» WORK TO BE COMPLETED
Here are some records; return them all exactly.

» Chart and figure data
::::::::::
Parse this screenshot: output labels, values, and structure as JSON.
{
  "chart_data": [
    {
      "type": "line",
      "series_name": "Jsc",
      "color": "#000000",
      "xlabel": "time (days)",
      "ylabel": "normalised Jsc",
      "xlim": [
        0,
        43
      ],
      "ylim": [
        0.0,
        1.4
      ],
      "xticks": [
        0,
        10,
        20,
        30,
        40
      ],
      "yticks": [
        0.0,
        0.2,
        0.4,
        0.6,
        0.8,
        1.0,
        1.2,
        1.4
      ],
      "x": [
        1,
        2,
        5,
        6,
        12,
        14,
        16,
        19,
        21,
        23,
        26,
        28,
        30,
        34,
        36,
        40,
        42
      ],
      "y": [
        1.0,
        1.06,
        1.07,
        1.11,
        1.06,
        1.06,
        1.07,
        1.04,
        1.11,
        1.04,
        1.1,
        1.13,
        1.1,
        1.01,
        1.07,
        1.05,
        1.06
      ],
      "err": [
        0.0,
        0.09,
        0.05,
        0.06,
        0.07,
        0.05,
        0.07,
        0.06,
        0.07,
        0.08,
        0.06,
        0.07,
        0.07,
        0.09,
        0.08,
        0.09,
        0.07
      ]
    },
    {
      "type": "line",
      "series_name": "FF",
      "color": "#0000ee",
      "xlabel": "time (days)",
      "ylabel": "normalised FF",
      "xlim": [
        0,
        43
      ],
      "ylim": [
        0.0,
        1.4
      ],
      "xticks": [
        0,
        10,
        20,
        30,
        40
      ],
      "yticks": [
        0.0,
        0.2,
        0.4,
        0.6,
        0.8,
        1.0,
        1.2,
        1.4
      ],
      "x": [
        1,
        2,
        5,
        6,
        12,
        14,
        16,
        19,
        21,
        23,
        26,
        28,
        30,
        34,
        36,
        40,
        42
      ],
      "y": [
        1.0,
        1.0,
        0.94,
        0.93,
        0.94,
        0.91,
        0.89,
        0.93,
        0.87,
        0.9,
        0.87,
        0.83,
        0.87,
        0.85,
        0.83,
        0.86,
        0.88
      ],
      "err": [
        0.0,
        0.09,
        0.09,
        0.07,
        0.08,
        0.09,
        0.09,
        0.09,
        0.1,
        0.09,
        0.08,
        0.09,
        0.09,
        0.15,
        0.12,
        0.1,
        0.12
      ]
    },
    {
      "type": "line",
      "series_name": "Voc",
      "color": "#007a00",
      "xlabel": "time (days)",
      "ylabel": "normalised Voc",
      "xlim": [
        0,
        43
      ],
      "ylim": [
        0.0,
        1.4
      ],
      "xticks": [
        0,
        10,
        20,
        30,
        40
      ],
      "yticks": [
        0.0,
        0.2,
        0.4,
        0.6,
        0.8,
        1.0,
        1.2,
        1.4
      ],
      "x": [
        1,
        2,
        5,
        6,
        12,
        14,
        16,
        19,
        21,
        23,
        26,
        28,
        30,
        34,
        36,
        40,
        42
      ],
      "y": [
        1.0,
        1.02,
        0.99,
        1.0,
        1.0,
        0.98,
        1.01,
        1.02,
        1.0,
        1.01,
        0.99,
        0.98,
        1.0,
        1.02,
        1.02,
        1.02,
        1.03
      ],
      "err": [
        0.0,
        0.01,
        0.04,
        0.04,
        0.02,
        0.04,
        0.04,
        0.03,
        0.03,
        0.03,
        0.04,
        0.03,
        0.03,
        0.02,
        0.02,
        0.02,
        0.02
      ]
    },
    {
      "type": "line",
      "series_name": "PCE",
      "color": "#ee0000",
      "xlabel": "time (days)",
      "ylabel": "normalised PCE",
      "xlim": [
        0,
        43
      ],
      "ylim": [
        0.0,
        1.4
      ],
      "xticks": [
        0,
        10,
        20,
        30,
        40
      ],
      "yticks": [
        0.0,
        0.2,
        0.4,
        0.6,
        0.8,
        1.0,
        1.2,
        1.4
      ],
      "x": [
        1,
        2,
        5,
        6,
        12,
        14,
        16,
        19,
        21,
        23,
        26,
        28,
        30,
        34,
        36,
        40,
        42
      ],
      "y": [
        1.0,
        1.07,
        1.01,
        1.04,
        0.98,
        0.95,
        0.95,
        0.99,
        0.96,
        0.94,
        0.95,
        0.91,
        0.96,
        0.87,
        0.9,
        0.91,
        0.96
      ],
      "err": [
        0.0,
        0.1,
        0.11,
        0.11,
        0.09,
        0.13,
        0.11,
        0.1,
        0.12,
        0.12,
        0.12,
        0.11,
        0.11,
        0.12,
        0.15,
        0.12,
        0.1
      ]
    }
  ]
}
::::::::::
» TASK ANSWER
Parse this screenshot: output labels, values, and structure as JSON.
{
  "chart_data": [
    {
      "type": "line",
      "series_name": "Jsc",
      "color": "#000000",
      "xlabel": "time (days)",
      "ylabel": "normalised Jsc",
      "xlim": [
        0,
        43
      ],
      "ylim": [
        0.0,
        1.4
      ],
      "xticks": [
        0,
        10,
        20,
        30,
        40
      ],
      "yticks": [
        0.0,
        0.2,
        0.4,
        0.6,
        0.8,
        1.0,
        1.2,
        1.4
      ],
      "x": [
        1,
        2,
        5,
        6,
        12,
        14,
        16,
        19,
        21,
        23,
        26,
        28,
        30,
        34,
        36,
        40,
        42
      ],
      "y": [
        1.0,
        1.06,
        1.07,
        1.11,
        1.06,
        1.06,
        1.07,
        1.04,
        1.11,
        1.04,
        1.1,
        1.13,
        1.1,
        1.01,
        1.07,
        1.05,
        1.06
      ],
      "err": [
        0.0,
        0.09,
        0.05,
        0.06,
        0.07,
        0.05,
        0.07,
        0.06,
        0.07,
        0.08,
        0.06,
        0.07,
        0.07,
        0.09,
        0.08,
        0.09,
        0.07
      ]
    },
    {
      "type": "line",
      "series_name": "FF",
      "color": "#0000ee",
      "xlabel": "time (days)",
      "ylabel": "normalised FF",
      "xlim": [
        0,
        43
      ],
      "ylim": [
        0.0,
        1.4
      ],
      "xticks": [
        0,
        10,
        20,
        30,
        40
      ],
      "yticks": [
        0.0,
        0.2,
        0.4,
        0.6,
        0.8,
        1.0,
        1.2,
        1.4
      ],
      "x": [
        1,
        2,
        5,
        6,
        12,
        14,
        16,
        19,
        21,
        23,
        26,
        28,
        30,
        34,
        36,
        40,
        42
      ],
      "y": [
        1.0,
        1.0,
        0.94,
        0.93,
        0.94,
        0.91,
        0.89,
        0.93,
        0.87,
        0.9,
        0.87,
        0.83,
        0.87,
        0.85,
        0.83,
        0.86,
        0.88
      ],
      "err": [
        0.0,
        0.09,
        0.09,
        0.07,
        0.08,
        0.09,
        0.09,
        0.09,
        0.1,
        0.09,
        0.08,
        0.09,
        0.09,
        0.15,
        0.12,
        0.1,
        0.12
      ]
    },
    {
      "type": "line",
      "series_name": "Voc",
      "color": "#007a00",
      "xlabel": "time (days)",
      "ylabel": "normalised Voc",
      "xlim": [
        0,
        43
      ],
      "ylim": [
        0.0,
        1.4
      ],
      "xticks": [
        0,
        10,
        20,
        30,
        40
      ],
      "yticks": [
        0.0,
        0.2,
        0.4,
        0.6,
        0.8,
        1.0,
        1.2,
        1.4
      ],
      "x": [
        1,
        2,
        5,
        6,
        12,
        14,
        16,
        19,
        21,
        23,
        26,
        28,
        30,
        34,
        36,
        40,
        42
      ],
      "y": [
        1.0,
        1.02,
        0.99,
        1.0,
        1.0,
        0.98,
        1.01,
        1.02,
        1.0,
        1.01,
        0.99,
        0.98,
        1.0,
        1.02,
        1.02,
        1.02,
        1.03
      ],
      "err": [
        0.0,
        0.01,
        0.04,
        0.04,
        0.02,
        0.04,
        0.04,
        0.03,
        0.03,
        0.03,
        0.04,
        0.03,
        0.03,
        0.02,
        0.02,
        0.02,
        0.02
      ]
    },
    {
      "type": "line",
      "series_name": "PCE",
      "color": "#ee0000",
      "xlabel": "time (days)",
      "ylabel": "normalised PCE",
      "xlim": [
        0,
        43
      ],
      "ylim": [
        0.0,
        1.4
      ],
      "xticks": [
        0,
        10,
        20,
        30,
        40
      ],
      "yticks": [
        0.0,
        0.2,
        0.4,
        0.6,
        0.8,
        1.0,
        1.2,
        1.4
      ],
      "x": [
        1,
        2,
        5,
        6,
        12,
        14,
        16,
        19,
        21,
        23,
        26,
        28,
        30,
        34,
        36,
        40,
        42
      ],
      "y": [
        1.0,
        1.07,
        1.01,
        1.04,
        0.98,
        0.95,
        0.95,
        0.99,
        0.96,
        0.94,
        0.95,
        0.91,
        0.96,
        0.87,
        0.9,
        0.91,
        0.96
      ],
      "err": [
        0.0,
        0.1,
        0.11,
        0.11,
        0.09,
        0.13,
        0.11,
        0.1,
        0.12,
        0.12,
        0.12,
        0.11,
        0.11,
        0.12,
        0.15,
        0.12,
        0.1
      ]
    }
  ]
}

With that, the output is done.